- _Exercise_: Repeat each line exactly, leaving nothing out.

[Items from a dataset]
──────

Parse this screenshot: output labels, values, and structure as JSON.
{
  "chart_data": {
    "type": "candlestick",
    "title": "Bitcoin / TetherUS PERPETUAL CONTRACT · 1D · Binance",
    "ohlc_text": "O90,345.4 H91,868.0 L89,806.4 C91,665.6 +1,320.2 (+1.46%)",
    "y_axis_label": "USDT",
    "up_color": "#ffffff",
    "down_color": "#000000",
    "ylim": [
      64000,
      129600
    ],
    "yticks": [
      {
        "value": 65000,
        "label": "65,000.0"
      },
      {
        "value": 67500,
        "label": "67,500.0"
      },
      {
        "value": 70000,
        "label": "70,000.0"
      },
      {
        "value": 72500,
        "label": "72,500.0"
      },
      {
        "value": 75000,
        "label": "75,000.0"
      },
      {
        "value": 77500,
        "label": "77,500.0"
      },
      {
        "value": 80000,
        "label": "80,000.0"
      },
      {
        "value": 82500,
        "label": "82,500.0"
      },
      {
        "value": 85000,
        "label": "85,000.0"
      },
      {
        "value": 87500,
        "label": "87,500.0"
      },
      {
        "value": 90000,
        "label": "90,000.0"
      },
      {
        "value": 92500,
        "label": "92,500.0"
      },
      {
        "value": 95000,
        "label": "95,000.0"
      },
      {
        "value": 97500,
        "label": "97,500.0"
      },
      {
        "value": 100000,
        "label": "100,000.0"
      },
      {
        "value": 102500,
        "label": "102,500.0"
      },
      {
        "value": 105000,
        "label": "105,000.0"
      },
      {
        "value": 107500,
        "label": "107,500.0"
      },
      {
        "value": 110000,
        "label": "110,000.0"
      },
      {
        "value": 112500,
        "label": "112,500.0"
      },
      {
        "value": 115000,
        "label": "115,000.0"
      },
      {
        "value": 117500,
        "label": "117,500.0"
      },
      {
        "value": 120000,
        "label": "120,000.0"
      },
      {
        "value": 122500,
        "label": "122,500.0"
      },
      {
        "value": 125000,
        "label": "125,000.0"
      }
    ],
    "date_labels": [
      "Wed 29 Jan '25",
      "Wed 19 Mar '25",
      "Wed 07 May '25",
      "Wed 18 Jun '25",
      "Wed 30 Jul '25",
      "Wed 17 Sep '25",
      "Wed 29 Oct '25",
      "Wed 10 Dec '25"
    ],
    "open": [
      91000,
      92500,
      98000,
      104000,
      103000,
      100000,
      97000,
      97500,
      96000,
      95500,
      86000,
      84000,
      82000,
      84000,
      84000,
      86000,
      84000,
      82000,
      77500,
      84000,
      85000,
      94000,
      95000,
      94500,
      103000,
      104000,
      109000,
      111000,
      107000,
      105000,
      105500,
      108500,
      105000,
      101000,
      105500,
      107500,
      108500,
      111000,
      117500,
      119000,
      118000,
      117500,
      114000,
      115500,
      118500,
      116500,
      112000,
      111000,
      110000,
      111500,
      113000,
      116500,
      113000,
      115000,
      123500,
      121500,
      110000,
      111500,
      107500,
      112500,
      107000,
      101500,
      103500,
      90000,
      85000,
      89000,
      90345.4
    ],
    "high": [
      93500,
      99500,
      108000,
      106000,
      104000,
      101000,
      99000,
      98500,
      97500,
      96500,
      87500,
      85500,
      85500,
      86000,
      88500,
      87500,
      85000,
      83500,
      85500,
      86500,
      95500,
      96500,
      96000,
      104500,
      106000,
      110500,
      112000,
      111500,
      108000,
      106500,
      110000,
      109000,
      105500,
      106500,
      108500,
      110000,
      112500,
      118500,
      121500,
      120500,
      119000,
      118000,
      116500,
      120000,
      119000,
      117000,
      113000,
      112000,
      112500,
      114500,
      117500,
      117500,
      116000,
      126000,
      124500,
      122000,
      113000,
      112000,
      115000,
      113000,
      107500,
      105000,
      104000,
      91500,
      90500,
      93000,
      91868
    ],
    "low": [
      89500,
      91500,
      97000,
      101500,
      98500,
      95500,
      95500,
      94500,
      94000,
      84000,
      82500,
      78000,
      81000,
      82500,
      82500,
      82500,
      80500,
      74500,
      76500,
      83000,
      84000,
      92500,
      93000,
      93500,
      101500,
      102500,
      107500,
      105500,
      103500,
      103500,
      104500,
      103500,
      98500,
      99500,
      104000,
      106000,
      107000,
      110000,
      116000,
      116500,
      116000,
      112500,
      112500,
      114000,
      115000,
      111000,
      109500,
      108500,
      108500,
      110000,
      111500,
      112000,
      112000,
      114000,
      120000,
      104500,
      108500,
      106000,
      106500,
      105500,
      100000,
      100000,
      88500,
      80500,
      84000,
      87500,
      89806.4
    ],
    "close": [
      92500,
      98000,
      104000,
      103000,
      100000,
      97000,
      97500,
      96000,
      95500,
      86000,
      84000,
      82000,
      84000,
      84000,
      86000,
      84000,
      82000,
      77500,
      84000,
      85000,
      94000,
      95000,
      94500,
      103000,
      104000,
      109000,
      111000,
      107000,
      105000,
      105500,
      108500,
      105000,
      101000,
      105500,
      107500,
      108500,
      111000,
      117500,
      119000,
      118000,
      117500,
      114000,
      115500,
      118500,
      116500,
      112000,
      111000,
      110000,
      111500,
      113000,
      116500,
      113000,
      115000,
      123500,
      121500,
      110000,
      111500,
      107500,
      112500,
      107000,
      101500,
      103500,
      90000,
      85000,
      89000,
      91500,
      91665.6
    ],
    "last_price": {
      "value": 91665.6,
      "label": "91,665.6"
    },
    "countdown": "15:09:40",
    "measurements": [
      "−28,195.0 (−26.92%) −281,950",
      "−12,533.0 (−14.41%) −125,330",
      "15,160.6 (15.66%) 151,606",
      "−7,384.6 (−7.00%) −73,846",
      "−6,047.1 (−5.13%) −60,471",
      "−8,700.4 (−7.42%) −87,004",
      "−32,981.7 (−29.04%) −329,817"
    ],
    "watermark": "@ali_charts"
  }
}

──────

- _Correct output_:
Parse this screenshot: output labels, values, and structure as JSON.
{
  "chart_data": {
    "type": "candlestick",
    "title": "Bitcoin / TetherUS PERPETUAL CONTRACT · 1D · Binance",
    "ohlc_text": "O90,345.4 H91,868.0 L89,806.4 C91,665.6 +1,320.2 (+1.46%)",
    "y_axis_label": "USDT",
    "up_color": "#ffffff",
    "down_color": "#000000",
    "ylim": [
      64000,
      129600
    ],
    "yticks": [
      {
        "value": 65000,
        "label": "65,000.0"
      },
      {
        "value": 67500,
        "label": "67,500.0"
      },
      {
        "value": 70000,
        "label": "70,000.0"
      },
      {
        "value": 72500,
        "label": "72,500.0"
      },
      {
        "value": 75000,
        "label": "75,000.0"
      },
      {
        "value": 77500,
        "label": "77,500.0"
      },
      {
        "value": 80000,
        "label": "80,000.0"
      },
      {
        "value": 82500,
        "label": "82,500.0"
      },
      {
        "value": 85000,
        "label": "85,000.0"
      },
      {
        "value": 87500,
        "label": "87,500.0"
      },
      {
        "value": 90000,
        "label": "90,000.0"
      },
      {
        "value": 92500,
        "label": "92,500.0"
      },
      {
        "value": 95000,
        "label": "95,000.0"
      },
      {
        "value": 97500,
        "label": "97,500.0"
      },
      {
        "value": 100000,
        "label": "100,000.0"
      },
      {
        "value": 102500,
        "label": "102,500.0"
      },
      {
        "value": 105000,
        "label": "105,000.0"
      },
      {
        "value": 107500,
        "label": "107,500.0"
      },
      {
        "value": 110000,
        "label": "110,000.0"
      },
      {
        "value": 112500,
        "label": "112,500.0"
      },
      {
        "value": 115000,
        "label": "115,000.0"
      },
      {
        "value": 117500,
        "label": "117,500.0"
      },
      {
        "value": 120000,
        "label": "120,000.0"
      },
      {
        "value": 122500,
        "label": "122,500.0"
      },
      {
        "value": 125000,
        "label": "125,000.0"
      }
    ],
    "date_labels": [
      "Wed 29 Jan '25",
      "Wed 19 Mar '25",
      "Wed 07 May '25",
      "Wed 18 Jun '25",
      "Wed 30 Jul '25",
      "Wed 17 Sep '25",
      "Wed 29 Oct '25",
      "Wed 10 Dec '25"
    ],
    "open": [
      91000,
      92500,
      98000,
      104000,
      103000,
      100000,
      97000,
      97500,
      96000,
      95500,
      86000,
      84000,
      82000,
      84000,
      84000,
      86000,
      84000,
      82000,
      77500,
      84000,
      85000,
      94000,
      95000,
      94500,
      103000,
      104000,
      109000,
      111000,
      107000,
      105000,
      105500,
      108500,
      105000,
      101000,
      105500,
      107500,
      108500,
      111000,
      117500,
      119000,
      118000,
      117500,
      114000,
      115500,
      118500,
      116500,
      112000,
      111000,
      110000,
      111500,
      113000,
      116500,
      113000,
      115000,
      123500,
      121500,
      110000,
      111500,
      107500,
      112500,
      107000,
      101500,
      103500,
      90000,
      85000,
      89000,
      90345.4
    ],
    "high": [
      93500,
      99500,
      108000,
      106000,
      104000,
      101000,
      99000,
      98500,
      97500,
      96500,
      87500,
      85500,
      85500,
      86000,
      88500,
      87500,
      85000,
      83500,
      85500,
      86500,
      95500,
      96500,
      96000,
      104500,
      106000,
      110500,
      112000,
      111500,
      108000,
      106500,
      110000,
      109000,
      105500,
      106500,
      108500,
      110000,
      112500,
      118500,
      121500,
      120500,
      119000,
      118000,
      116500,
      120000,
      119000,
      117000,
      113000,
      112000,
      112500,
      114500,
      117500,
      117500,
      116000,
      126000,
      124500,
      122000,
      113000,
      112000,
      115000,
      113000,
      107500,
      105000,
      104000,
      91500,
      90500,
      93000,
      91868
    ],
    "low": [
      89500,
      91500,
      97000,
      101500,
      98500,
      95500,
      95500,
      94500,
      94000,
      84000,
      82500,
      78000,
      81000,
      82500,
      82500,
      82500,
      80500,
      74500,
      76500,
      83000,
      84000,
      92500,
      93000,
      93500,
      101500,
      102500,
      107500,
      105500,
      103500,
      103500,
      104500,
      103500,
      98500,
      99500,
      104000,
      106000,
      107000,
      110000,
      116000,
      116500,
      116000,
      112500,
      112500,
      114000,
      115000,
      111000,
      109500,
      108500,
      108500,
      110000,
      111500,
      112000,
      112000,
      114000,
      120000,
      104500,
      108500,
      106000,
      106500,
      105500,
      100000,
      100000,
      88500,
      80500,
      84000,
      87500,
      89806.4
    ],
    "close": [
      92500,
      98000,
      104000,
      103000,
      100000,
      97000,
      97500,
      96000,
      95500,
      86000,
      84000,
      82000,
      84000,
      84000,
      86000,
      84000,
      82000,
      77500,
      84000,
      85000,
      94000,
      95000,
      94500,
      103000,
      104000,
      109000,
      111000,
      107000,
      105000,
      105500,
      108500,
      105000,
      101000,
      105500,
      107500,
      108500,
      111000,
      117500,
      119000,
      118000,
      117500,
      114000,
      115500,
      118500,
      116500,
      112000,
      111000,
      110000,
      111500,
      113000,
      116500,
      113000,
      115000,
      123500,
      121500,
      110000,
      111500,
      107500,
      112500,
      107000,
      101500,
      103500,
      90000,
      85000,
      89000,
      91500,
      91665.6
    ],
    "last_price": {
      "value": 91665.6,
      "label": "91,665.6"
    },
    "countdown": "15:09:40",
    "measurements": [
      "−28,195.0 (−26.92%) −281,950",
      "−12,533.0 (−14.41%) −125,330",
      "15,160.6 (15.66%) 151,606",
      "−7,384.6 (−7.00%) −73,846",
      "−6,047.1 (−5.13%) −60,471",
      "−8,700.4 (−7.42%) −87,004",
      "−32,981.7 (−29.04%) −329,817"
    ],
    "watermark": "@ali_charts"
  }
}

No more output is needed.